Output the data below verbatim. Begin with its first line and continue up to and including the line that contains "metric-card-2[interactable]: 支付转化率 ⓘ".

----- LISTING

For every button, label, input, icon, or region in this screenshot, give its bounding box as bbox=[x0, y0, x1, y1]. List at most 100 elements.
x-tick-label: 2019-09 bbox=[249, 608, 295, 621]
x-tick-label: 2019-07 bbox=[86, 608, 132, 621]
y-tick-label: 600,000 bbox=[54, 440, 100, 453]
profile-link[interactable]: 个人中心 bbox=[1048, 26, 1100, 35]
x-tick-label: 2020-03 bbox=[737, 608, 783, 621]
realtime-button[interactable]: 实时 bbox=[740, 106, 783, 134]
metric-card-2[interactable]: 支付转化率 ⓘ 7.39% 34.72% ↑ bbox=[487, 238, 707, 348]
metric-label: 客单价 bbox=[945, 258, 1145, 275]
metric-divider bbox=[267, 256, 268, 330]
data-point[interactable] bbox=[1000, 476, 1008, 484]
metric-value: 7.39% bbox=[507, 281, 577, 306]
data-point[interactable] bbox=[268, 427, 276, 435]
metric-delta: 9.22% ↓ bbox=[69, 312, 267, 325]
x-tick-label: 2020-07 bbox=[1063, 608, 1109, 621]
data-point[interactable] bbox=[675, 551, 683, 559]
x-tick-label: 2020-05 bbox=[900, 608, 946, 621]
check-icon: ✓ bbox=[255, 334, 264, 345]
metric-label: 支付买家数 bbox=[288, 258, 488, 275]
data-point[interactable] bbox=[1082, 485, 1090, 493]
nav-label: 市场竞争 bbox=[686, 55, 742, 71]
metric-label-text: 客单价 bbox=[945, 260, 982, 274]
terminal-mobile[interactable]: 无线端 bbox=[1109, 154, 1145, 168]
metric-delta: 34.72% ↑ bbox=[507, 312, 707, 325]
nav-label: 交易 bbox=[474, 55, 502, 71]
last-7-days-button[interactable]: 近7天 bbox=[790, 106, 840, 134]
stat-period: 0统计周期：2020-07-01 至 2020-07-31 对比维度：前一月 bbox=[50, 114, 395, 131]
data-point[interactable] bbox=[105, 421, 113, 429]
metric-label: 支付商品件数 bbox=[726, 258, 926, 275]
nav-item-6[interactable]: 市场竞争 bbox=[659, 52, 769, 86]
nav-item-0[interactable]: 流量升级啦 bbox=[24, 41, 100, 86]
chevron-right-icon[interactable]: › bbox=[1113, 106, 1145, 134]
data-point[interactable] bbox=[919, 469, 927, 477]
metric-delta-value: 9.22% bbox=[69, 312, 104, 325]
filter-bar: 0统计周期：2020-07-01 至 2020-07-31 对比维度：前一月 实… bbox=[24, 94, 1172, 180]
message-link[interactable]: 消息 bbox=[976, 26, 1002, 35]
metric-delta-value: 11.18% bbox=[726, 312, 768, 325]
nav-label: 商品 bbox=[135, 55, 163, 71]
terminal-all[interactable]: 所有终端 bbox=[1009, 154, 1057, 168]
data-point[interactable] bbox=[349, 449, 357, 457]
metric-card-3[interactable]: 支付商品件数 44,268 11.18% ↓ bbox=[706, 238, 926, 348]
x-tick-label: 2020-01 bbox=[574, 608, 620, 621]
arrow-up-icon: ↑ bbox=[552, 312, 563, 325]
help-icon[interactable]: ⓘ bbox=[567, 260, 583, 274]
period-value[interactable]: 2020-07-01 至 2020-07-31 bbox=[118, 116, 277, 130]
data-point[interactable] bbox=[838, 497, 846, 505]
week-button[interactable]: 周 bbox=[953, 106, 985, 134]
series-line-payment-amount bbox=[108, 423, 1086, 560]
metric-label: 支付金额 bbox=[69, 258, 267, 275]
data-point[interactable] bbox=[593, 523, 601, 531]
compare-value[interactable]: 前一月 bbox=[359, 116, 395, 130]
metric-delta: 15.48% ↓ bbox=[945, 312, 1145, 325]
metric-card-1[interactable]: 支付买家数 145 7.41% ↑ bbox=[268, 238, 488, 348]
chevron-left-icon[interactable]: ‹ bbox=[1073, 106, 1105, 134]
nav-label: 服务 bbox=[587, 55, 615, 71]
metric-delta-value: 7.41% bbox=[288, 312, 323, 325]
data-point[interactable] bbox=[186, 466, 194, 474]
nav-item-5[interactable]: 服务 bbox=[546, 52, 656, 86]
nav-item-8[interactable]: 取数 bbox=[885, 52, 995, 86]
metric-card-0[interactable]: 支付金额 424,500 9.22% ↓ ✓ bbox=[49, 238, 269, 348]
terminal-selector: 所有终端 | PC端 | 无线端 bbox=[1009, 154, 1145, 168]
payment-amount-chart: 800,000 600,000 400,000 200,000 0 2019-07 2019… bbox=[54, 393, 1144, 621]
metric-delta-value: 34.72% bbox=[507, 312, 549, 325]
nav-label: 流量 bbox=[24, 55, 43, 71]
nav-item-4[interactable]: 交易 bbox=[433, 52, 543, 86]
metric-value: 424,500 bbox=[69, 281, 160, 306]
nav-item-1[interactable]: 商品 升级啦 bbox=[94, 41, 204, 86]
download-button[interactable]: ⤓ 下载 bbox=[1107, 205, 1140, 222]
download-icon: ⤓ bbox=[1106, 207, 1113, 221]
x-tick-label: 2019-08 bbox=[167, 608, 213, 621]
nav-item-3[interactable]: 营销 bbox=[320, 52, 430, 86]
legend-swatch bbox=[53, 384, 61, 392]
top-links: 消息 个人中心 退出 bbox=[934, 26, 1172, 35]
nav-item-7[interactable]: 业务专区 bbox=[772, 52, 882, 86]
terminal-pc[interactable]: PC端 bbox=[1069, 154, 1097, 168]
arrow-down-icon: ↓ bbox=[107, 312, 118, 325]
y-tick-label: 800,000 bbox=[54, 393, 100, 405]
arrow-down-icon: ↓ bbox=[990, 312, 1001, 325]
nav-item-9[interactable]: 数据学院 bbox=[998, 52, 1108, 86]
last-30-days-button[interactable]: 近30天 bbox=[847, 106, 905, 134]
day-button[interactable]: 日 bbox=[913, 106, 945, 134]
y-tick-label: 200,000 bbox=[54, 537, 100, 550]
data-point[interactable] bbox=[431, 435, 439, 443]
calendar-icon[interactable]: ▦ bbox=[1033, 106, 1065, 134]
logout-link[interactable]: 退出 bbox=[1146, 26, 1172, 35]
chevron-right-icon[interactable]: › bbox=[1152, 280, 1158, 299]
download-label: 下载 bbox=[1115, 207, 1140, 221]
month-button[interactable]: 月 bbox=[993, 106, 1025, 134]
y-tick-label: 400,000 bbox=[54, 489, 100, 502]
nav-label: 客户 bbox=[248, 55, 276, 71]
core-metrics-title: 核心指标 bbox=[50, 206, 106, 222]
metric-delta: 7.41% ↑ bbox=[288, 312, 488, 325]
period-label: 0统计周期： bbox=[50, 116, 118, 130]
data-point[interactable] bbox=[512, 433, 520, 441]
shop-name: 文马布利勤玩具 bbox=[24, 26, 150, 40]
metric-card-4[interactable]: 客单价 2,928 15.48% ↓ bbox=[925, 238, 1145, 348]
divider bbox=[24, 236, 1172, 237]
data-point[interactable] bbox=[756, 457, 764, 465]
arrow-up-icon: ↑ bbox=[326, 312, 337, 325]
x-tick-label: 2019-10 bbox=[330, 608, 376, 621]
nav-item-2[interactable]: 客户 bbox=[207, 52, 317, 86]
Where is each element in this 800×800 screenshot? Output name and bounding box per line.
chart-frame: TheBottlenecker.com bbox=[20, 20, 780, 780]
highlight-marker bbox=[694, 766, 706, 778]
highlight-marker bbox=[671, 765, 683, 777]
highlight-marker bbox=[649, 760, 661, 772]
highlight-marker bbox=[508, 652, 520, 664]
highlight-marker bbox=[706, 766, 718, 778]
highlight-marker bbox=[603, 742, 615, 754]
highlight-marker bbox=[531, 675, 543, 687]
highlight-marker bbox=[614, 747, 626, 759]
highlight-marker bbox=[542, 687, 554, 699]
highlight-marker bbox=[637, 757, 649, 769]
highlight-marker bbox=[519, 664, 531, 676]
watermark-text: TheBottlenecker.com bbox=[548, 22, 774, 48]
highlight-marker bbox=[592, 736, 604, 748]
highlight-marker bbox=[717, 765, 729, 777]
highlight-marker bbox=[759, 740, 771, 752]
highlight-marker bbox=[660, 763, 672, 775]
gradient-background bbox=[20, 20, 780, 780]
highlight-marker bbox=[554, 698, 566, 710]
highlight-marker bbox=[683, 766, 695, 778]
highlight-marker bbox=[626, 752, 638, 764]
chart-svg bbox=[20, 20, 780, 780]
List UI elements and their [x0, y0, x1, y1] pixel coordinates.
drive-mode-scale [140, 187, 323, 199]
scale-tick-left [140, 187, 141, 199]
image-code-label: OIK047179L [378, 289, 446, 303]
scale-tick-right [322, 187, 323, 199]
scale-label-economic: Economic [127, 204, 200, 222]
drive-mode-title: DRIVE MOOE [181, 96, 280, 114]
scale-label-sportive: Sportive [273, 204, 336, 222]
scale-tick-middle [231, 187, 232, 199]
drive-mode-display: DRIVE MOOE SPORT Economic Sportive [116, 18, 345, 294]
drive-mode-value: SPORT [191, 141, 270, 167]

----------

→ SOLUTION FOR THIS PROBLEM:
For every button, label, input, icon, or region in this screenshot, give its bounding box as bbox=[x0, y0, x1, y1]. List at most 100 elements.
x-tick-label: 2019-09 bbox=[249, 608, 295, 621]
x-tick-label: 2019-07 bbox=[86, 608, 132, 621]
y-tick-label: 600,000 bbox=[54, 440, 100, 453]
profile-link[interactable]: 个人中心 bbox=[1048, 26, 1100, 35]
x-tick-label: 2020-03 bbox=[737, 608, 783, 621]
realtime-button[interactable]: 实时 bbox=[740, 106, 783, 134]
metric-card-2[interactable]: 支付转化率 ⓘ 7.39% 34.72% ↑ bbox=[487, 238, 707, 348]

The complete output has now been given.